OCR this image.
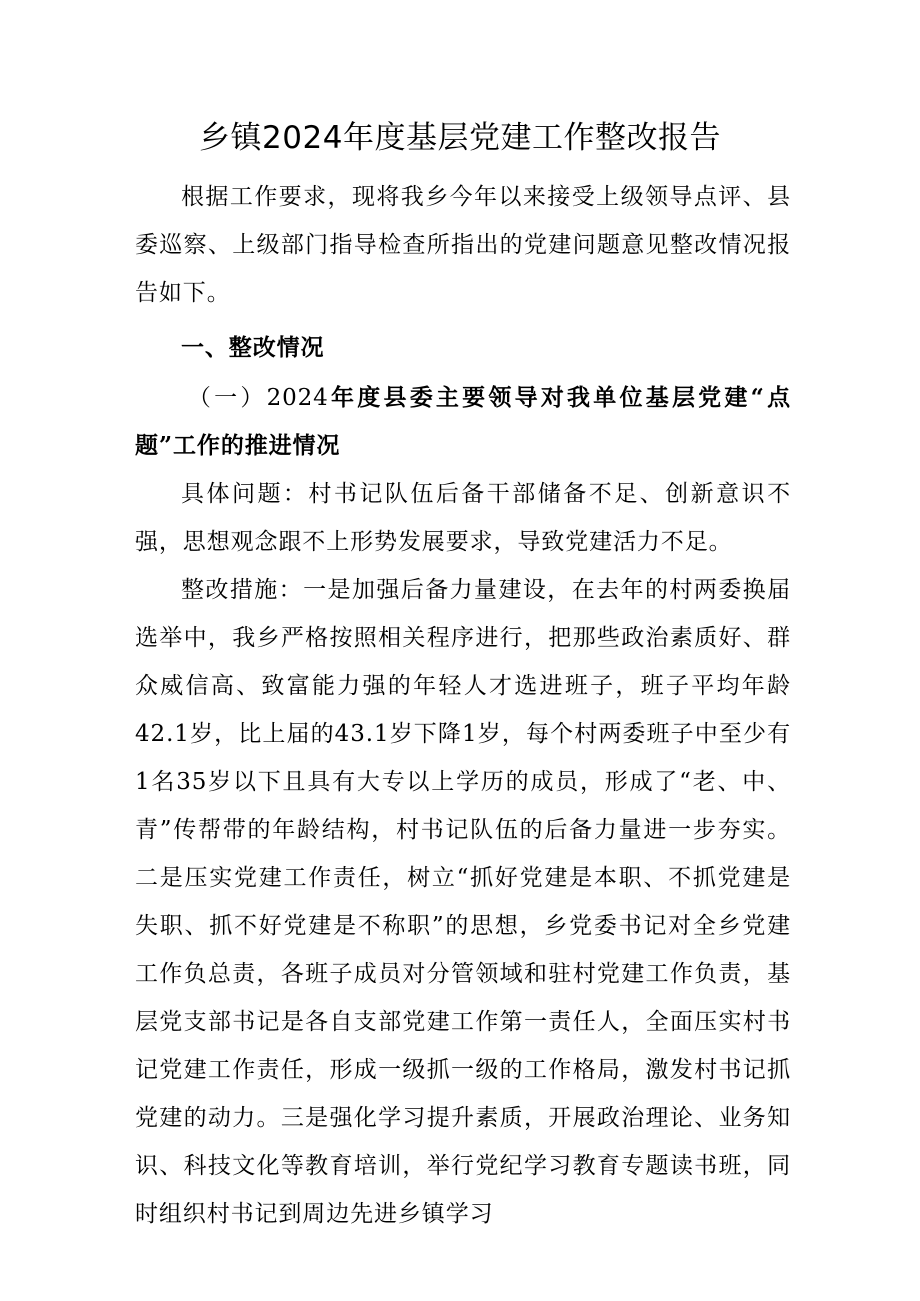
乡镇2024年度基层党建工作整改报告

根据工作要求，现将我乡今年以来接受上级领导点评、县委巡察、上级部门指导检查所指出的党建问题意见整改情况报告如下。

一、整改情况

（一）2024年度县委主要领导对我单位基层党建“点题”工作的推进情况

具体问题：村书记队伍后备干部储备不足、创新意识不强，思想观念跟不上形势发展要求，导致党建活力不足。

整改措施：一是加强后备力量建设，在去年的村两委换届选举中，我乡严格按照相关程序进行，把那些政治素质好、群众威信高、致富能力强的年轻人才选进班子，班子平均年龄42.1岁，比上届的43.1岁下降1岁，每个村两委班子中至少有1名35岁以下且具有大专以上学历的成员，形成了“老、中、青”传帮带的年龄结构，村书记队伍的后备力量进一步夯实。二是压实党建工作责任，树立“抓好党建是本职、不抓党建是失职、抓不好党建是不称职”的思想，乡党委书记对全乡党建工作负总责，各班子成员对分管领域和驻村党建工作负责，基层党支部书记是各自支部党建工作第一责任人，全面压实村书记党建工作责任，形成一级抓一级的工作格局，激发村书记抓党建的动力。三是强化学习提升素质，开展政治理论、业务知识、科技文化等教育培训，举行党纪学习教育专题读书班，同时组织村书记到周边先进乡镇学习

--

▸ **Set problem**: Repeat the records above verbatim, with no pictures in the result.

▸ **Output of the task**:
OCR this image.
乡镇2024年度基层党建工作整改报告

根据工作要求，现将我乡今年以来接受上级领导点评、县委巡察、上级部门指导检查所指出的党建问题意见整改情况报告如下。

一、整改情况

（一）2024年度县委主要领导对我单位基层党建“点题”工作的推进情况

具体问题：村书记队伍后备干部储备不足、创新意识不强，思想观念跟不上形势发展要求，导致党建活力不足。

整改措施：一是加强后备力量建设，在去年的村两委换届选举中，我乡严格按照相关程序进行，把那些政治素质好、群众威信高、致富能力强的年轻人才选进班子，班子平均年龄42.1岁，比上届的43.1岁下降1岁，每个村两委班子中至少有1名35岁以下且具有大专以上学历的成员，形成了“老、中、青”传帮带的年龄结构，村书记队伍的后备力量进一步夯实。二是压实党建工作责任，树立“抓好党建是本职、不抓党建是失职、抓不好党建是不称职”的思想，乡党委书记对全乡党建工作负总责，各班子成员对分管领域和驻村党建工作负责，基层党支部书记是各自支部党建工作第一责任人，全面压实村书记党建工作责任，形成一级抓一级的工作格局，激发村书记抓党建的动力。三是强化学习提升素质，开展政治理论、业务知识、科技文化等教育培训，举行党纪学习教育专题读书班，同时组织村书记到周边先进乡镇学习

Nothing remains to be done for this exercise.